Determine which lines of the records include the word "Indonesia", and copy them.

***** SOURCE RECORDS

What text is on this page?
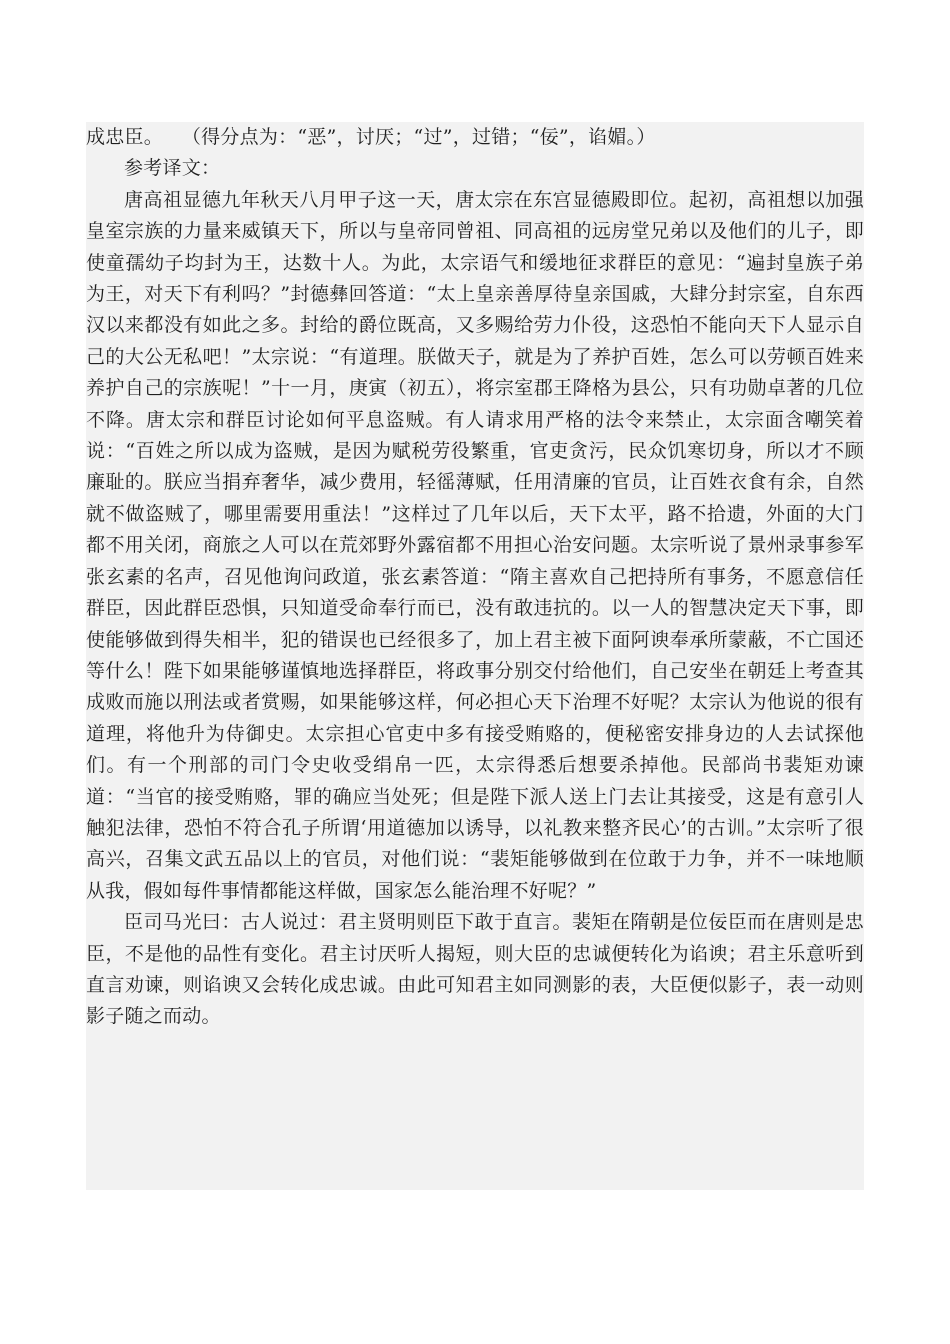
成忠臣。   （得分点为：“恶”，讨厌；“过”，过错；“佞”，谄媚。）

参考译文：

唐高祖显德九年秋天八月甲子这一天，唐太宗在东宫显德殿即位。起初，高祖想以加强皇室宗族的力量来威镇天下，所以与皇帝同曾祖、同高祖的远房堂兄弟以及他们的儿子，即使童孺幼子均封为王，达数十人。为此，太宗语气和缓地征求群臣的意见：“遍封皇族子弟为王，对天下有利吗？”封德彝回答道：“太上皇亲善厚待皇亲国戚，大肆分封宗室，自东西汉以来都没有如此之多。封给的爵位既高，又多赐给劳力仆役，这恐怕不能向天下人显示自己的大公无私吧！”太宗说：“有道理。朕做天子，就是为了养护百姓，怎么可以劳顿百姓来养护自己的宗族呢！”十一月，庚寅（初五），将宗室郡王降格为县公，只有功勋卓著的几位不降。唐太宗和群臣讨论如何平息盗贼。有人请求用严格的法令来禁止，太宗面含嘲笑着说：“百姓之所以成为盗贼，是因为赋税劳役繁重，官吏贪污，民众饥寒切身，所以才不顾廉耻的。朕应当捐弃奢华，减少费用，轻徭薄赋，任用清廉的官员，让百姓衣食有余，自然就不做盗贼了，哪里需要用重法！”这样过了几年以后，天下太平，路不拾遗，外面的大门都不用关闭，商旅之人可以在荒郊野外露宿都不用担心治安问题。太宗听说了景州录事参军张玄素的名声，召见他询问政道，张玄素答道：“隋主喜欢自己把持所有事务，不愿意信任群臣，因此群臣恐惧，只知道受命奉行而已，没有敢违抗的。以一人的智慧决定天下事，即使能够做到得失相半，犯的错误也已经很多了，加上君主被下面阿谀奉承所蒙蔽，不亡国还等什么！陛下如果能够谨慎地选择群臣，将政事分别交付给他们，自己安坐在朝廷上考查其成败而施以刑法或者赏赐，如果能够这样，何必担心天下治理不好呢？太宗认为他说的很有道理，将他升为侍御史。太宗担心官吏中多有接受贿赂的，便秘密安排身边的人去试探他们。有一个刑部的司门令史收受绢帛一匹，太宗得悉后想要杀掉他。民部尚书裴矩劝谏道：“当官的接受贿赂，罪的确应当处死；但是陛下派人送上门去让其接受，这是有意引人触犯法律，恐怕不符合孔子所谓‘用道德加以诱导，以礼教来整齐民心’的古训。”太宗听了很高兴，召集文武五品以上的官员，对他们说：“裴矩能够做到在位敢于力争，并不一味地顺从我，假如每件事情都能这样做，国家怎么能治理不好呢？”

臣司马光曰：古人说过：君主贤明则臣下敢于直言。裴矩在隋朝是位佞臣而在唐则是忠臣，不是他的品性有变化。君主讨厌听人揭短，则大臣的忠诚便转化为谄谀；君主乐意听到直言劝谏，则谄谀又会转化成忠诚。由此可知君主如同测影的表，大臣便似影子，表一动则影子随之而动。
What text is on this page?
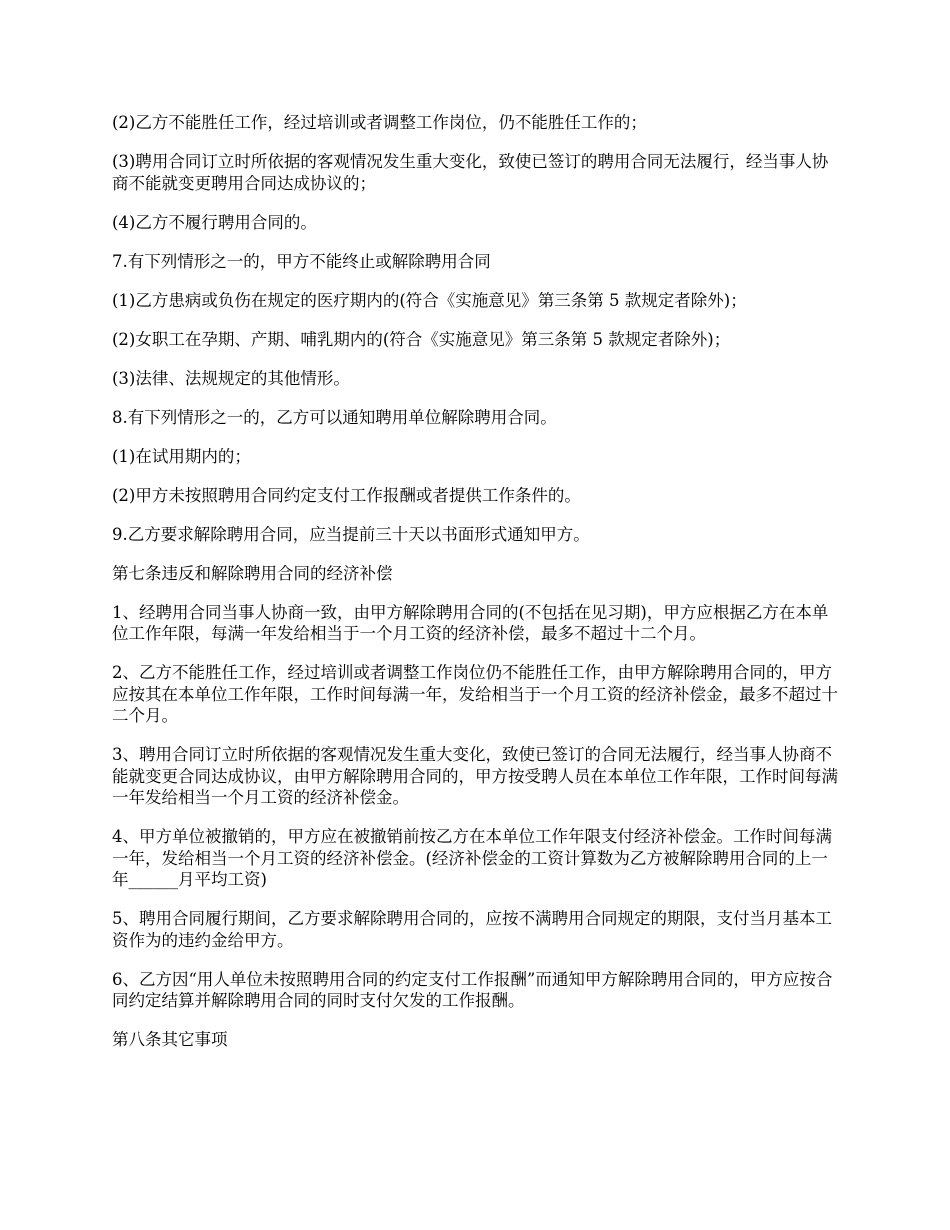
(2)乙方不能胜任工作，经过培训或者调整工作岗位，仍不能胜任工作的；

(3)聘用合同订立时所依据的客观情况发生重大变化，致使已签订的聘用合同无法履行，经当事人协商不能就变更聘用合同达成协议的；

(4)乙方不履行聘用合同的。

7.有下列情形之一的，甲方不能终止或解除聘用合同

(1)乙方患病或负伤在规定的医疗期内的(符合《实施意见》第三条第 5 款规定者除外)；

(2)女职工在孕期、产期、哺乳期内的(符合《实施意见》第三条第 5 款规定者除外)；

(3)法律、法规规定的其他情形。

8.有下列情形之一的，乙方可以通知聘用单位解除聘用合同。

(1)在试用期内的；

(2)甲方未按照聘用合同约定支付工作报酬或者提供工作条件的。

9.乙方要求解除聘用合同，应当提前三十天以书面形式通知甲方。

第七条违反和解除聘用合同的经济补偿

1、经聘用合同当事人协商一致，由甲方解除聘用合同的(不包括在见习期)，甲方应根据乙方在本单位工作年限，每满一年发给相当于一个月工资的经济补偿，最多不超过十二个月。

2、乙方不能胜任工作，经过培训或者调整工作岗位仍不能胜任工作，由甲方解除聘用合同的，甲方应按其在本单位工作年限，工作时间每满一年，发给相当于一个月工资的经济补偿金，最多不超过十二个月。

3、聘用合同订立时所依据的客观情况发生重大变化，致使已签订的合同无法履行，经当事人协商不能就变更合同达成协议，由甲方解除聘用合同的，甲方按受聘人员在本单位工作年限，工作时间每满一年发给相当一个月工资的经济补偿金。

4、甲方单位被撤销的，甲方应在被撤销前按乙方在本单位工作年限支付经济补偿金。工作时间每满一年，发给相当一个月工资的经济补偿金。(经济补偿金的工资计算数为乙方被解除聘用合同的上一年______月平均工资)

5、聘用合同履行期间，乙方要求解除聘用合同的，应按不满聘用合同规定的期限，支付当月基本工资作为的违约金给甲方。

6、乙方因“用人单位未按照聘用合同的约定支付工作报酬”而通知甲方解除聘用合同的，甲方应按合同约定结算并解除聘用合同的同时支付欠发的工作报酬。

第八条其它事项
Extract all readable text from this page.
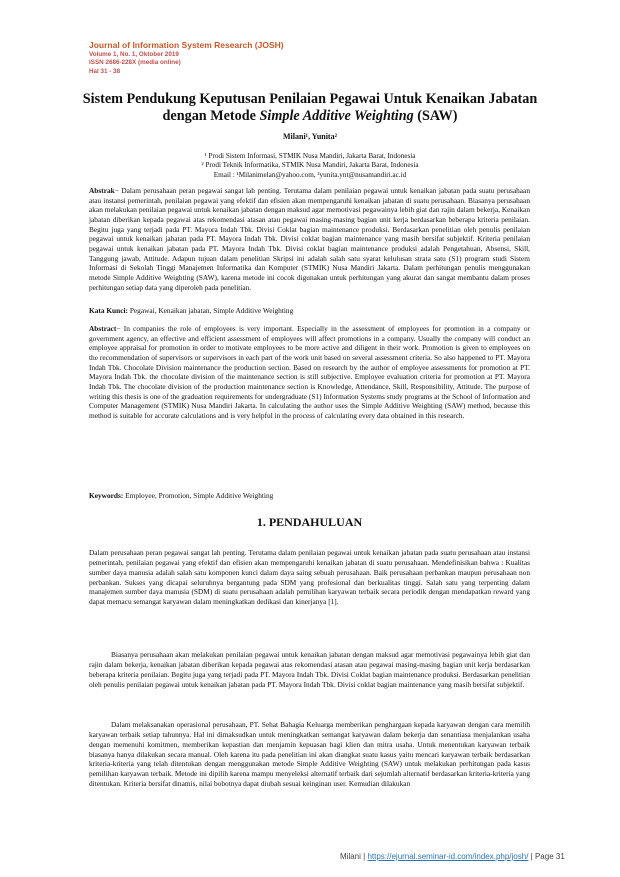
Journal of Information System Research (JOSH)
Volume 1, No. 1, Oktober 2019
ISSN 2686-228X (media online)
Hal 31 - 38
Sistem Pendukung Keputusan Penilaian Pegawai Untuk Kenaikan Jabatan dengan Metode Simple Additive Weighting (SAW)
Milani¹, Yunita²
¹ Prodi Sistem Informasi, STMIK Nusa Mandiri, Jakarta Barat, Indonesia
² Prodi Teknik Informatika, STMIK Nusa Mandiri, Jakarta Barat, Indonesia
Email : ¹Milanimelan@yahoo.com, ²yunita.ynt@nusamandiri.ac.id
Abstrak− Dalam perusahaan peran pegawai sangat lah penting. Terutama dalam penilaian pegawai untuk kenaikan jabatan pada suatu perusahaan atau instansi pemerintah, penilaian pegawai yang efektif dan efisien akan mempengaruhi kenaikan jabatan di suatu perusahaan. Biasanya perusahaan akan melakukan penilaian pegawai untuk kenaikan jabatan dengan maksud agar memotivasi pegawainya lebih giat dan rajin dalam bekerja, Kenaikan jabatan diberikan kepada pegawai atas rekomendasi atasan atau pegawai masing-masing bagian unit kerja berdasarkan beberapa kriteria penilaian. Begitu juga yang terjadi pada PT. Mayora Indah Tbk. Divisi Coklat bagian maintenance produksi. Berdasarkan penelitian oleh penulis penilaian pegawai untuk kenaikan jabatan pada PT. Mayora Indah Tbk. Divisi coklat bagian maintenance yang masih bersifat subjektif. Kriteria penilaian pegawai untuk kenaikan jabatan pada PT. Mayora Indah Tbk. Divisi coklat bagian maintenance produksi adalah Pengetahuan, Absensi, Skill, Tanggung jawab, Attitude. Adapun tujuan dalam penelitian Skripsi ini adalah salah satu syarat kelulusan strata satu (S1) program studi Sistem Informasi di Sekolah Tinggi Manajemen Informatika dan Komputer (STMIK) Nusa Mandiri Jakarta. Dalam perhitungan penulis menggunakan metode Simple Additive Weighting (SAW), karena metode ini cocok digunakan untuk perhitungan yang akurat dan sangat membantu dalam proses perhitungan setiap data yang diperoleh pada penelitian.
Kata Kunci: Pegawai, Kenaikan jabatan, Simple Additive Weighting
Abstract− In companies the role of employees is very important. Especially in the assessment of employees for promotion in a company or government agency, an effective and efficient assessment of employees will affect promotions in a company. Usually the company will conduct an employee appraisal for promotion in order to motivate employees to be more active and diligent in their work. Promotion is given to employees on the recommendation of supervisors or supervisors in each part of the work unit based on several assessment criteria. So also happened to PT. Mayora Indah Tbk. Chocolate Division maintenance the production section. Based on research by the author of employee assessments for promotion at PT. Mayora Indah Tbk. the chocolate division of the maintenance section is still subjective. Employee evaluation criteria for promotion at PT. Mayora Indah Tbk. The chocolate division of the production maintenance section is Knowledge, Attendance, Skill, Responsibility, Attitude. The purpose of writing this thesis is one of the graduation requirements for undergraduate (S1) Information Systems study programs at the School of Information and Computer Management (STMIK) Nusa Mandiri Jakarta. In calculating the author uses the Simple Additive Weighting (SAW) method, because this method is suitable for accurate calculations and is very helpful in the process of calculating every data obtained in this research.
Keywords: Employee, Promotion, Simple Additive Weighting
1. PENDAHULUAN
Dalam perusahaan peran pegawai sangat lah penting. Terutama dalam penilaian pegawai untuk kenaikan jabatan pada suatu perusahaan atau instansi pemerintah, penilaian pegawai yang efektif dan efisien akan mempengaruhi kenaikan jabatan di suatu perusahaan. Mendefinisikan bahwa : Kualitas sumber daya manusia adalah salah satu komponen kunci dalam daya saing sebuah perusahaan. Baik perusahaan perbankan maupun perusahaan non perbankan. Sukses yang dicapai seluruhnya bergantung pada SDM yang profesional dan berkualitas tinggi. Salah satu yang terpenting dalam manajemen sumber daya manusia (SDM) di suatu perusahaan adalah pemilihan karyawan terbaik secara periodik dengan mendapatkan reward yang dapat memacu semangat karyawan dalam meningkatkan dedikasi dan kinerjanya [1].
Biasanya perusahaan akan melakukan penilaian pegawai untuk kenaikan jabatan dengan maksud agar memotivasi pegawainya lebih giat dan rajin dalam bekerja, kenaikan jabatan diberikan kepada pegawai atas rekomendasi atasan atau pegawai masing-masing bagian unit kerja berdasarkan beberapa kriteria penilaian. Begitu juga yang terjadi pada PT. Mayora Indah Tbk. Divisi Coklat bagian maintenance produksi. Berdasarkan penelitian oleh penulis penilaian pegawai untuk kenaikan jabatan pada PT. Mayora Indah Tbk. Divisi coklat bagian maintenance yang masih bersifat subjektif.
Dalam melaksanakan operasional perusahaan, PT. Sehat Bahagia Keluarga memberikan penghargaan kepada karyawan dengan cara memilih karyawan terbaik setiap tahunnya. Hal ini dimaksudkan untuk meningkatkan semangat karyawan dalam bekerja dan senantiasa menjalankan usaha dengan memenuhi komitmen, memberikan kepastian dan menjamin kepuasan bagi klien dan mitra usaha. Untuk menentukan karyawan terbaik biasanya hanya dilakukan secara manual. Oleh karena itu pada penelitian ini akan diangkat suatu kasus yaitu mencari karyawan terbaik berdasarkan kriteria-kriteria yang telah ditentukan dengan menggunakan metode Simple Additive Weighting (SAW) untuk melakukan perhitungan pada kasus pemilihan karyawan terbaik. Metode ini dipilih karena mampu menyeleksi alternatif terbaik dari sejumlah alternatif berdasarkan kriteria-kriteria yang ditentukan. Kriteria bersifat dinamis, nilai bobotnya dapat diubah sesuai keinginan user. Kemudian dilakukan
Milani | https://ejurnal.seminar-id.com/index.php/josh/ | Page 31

**********

◆ CORRECT ANSWER
¹ Prodi Sistem Informasi, STMIK Nusa Mandiri, Jakarta Barat, Indonesia
² Prodi Teknik Informatika, STMIK Nusa Mandiri, Jakarta Barat, Indonesia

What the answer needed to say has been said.